++++ Supplied records ++++

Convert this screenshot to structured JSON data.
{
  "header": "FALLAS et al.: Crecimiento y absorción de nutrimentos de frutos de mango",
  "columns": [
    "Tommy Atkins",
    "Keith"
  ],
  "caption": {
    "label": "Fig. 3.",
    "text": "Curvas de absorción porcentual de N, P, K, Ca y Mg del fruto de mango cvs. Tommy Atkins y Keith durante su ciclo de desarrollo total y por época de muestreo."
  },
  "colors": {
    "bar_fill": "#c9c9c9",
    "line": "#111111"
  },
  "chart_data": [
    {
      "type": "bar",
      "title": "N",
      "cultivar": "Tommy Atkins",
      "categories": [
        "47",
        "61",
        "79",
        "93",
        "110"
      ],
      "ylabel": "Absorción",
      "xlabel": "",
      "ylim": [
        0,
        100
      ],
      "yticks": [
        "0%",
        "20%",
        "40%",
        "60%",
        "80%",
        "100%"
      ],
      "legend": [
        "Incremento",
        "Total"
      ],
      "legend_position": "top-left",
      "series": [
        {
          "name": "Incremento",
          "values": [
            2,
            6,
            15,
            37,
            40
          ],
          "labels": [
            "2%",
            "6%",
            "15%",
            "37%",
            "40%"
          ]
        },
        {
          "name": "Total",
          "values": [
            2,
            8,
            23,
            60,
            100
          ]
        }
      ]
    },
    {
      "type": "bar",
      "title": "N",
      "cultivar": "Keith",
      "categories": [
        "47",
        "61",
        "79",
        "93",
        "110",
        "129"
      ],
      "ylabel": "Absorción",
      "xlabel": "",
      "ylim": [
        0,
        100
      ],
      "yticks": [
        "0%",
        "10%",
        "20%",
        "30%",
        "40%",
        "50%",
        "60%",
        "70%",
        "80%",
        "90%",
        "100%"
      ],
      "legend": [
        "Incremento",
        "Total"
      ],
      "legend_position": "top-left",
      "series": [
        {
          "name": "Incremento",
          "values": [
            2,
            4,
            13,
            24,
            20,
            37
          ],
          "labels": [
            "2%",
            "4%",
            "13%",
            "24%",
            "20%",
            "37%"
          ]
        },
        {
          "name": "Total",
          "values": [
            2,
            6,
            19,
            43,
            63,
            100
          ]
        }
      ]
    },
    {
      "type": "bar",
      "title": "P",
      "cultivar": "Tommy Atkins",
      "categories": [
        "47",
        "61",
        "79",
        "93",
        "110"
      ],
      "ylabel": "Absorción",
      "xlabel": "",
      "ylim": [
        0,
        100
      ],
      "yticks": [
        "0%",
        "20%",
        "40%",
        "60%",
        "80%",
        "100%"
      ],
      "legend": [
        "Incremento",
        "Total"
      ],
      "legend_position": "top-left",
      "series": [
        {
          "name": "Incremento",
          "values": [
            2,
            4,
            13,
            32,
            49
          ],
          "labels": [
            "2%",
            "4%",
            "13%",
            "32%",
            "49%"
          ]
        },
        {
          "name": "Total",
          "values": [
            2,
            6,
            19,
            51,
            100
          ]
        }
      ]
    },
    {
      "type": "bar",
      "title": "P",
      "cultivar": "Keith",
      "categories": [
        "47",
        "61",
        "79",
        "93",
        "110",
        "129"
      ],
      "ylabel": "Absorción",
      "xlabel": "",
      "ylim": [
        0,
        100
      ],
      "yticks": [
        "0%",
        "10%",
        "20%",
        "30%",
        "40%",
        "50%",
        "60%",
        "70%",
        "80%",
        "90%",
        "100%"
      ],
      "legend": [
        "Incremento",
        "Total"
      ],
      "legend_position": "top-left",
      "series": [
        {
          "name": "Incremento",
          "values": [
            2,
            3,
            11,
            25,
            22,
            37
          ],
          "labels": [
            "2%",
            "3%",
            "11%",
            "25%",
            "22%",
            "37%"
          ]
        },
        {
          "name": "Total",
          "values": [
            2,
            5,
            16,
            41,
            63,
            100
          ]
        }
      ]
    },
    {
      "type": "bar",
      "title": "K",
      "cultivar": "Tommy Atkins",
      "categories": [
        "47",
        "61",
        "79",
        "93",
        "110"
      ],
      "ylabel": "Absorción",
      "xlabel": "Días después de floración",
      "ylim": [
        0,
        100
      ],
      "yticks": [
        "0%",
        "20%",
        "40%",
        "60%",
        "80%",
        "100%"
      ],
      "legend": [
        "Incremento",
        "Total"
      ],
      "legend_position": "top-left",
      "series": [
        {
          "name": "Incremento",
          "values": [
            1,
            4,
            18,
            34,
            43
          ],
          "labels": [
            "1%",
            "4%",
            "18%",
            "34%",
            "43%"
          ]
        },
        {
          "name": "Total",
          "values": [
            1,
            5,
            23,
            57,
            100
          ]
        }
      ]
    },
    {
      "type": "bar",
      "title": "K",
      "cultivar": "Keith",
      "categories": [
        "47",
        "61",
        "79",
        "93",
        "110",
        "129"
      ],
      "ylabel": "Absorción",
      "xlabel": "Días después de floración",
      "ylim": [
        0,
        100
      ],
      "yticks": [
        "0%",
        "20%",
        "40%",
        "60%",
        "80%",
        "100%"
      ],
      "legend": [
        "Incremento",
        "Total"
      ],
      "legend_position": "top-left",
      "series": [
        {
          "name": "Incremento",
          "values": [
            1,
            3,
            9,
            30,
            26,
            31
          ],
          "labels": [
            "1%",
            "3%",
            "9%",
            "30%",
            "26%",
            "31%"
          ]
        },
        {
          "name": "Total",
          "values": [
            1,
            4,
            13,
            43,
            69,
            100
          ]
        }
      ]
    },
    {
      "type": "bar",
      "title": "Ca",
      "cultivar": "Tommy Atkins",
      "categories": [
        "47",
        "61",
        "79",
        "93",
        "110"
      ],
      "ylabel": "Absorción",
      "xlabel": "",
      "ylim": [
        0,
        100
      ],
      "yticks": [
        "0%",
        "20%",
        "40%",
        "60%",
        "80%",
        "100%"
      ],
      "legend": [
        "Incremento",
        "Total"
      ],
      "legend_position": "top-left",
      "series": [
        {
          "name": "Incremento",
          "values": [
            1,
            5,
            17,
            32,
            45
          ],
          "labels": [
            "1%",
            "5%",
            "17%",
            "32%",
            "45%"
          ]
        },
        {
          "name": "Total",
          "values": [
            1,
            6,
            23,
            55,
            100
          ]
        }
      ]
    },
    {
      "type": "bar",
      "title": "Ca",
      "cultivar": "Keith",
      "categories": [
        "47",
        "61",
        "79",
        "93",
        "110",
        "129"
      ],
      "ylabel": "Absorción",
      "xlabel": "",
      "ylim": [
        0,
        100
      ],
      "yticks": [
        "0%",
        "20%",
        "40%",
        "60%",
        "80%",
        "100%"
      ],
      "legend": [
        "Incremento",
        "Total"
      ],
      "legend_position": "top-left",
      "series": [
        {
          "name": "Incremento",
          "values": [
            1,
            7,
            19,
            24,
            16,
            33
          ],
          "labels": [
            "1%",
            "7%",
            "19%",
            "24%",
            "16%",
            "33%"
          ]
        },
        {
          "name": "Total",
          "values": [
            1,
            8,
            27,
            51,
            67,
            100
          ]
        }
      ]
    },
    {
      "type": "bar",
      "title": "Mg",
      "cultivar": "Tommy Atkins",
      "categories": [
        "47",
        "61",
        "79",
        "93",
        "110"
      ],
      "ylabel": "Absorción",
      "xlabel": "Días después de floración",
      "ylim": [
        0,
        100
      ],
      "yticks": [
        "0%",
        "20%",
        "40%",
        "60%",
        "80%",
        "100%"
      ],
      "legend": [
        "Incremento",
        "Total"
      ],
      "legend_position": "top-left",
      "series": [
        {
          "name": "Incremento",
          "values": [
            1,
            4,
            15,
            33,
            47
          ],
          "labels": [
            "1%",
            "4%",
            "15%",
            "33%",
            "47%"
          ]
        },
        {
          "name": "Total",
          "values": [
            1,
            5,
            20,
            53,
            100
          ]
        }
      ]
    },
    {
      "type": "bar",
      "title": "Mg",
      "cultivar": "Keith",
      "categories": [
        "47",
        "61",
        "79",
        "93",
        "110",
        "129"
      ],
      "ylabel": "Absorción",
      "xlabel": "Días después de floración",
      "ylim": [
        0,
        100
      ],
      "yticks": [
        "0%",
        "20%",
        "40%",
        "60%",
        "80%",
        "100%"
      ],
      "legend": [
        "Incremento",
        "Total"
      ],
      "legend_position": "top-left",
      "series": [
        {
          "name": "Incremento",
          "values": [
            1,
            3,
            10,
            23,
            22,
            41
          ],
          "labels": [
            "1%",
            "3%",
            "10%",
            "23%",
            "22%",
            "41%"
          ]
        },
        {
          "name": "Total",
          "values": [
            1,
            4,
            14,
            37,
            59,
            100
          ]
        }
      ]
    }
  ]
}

++++

Gather every line from the entries above where the word "mango" appears, and copy them.

Solution to the exercise:
  "header": "FALLAS et al.: Crecimiento y absorción de nutrimentos de frutos de mango",
    "text": "Curvas de absorción porcentual de N, P, K, Ca y Mg del fruto de mango cvs. Tommy Atkins y Keith durante su ciclo de desarrollo total y por época de muestreo."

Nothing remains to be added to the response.